-- START OF Materials provided --
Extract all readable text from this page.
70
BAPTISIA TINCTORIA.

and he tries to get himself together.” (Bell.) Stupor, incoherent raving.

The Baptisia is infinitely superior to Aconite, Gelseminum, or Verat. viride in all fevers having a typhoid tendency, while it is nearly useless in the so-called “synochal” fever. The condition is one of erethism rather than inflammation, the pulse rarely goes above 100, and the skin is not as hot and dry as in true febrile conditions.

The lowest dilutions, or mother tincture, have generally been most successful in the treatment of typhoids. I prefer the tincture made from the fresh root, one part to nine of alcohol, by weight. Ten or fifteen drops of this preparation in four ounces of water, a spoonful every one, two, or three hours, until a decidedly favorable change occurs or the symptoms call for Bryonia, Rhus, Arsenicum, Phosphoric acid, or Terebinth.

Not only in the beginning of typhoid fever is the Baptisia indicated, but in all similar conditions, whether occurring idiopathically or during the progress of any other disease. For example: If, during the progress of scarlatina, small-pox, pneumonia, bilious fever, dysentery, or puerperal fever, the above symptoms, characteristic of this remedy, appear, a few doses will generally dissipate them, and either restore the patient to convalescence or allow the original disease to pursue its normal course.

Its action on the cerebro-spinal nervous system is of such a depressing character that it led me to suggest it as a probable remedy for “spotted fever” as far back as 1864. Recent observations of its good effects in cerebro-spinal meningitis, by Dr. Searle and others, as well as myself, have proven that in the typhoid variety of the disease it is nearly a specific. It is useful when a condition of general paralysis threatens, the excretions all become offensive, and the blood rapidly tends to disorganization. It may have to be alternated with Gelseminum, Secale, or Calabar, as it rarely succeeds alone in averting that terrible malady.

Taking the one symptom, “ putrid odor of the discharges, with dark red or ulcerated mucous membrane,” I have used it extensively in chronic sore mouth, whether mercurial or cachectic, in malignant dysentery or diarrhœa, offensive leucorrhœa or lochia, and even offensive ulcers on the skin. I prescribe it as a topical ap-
-- END OF Materials provided --
What you should do:
Quote the entire listing above exactly.

Task answer:
Extract all readable text from this page.
70
BAPTISIA TINCTORIA.

and he tries to get himself together.” (Bell.) Stupor, incoherent raving.

The Baptisia is infinitely superior to Aconite, Gelseminum, or Verat. viride in all fevers having a typhoid tendency, while it is nearly useless in the so-called “synochal” fever. The condition is one of erethism rather than inflammation, the pulse rarely goes above 100, and the skin is not as hot and dry as in true febrile conditions.

The lowest dilutions, or mother tincture, have generally been most successful in the treatment of typhoids. I prefer the tincture made from the fresh root, one part to nine of alcohol, by weight. Ten or fifteen drops of this preparation in four ounces of water, a spoonful every one, two, or three hours, until a decidedly favorable change occurs or the symptoms call for Bryonia, Rhus, Arsenicum, Phosphoric acid, or Terebinth.

Not only in the beginning of typhoid fever is the Baptisia indicated, but in all similar conditions, whether occurring idiopathically or during the progress of any other disease. For example: If, during the progress of scarlatina, small-pox, pneumonia, bilious fever, dysentery, or puerperal fever, the above symptoms, characteristic of this remedy, appear, a few doses will generally dissipate them, and either restore the patient to convalescence or allow the original disease to pursue its normal course.

Its action on the cerebro-spinal nervous system is of such a depressing character that it led me to suggest it as a probable remedy for “spotted fever” as far back as 1864. Recent observations of its good effects in cerebro-spinal meningitis, by Dr. Searle and others, as well as myself, have proven that in the typhoid variety of the disease it is nearly a specific. It is useful when a condition of general paralysis threatens, the excretions all become offensive, and the blood rapidly tends to disorganization. It may have to be alternated with Gelseminum, Secale, or Calabar, as it rarely succeeds alone in averting that terrible malady.

Taking the one symptom, “ putrid odor of the discharges, with dark red or ulcerated mucous membrane,” I have used it extensively in chronic sore mouth, whether mercurial or cachectic, in malignant dysentery or diarrhœa, offensive leucorrhœa or lochia, and even offensive ulcers on the skin. I prescribe it as a topical ap-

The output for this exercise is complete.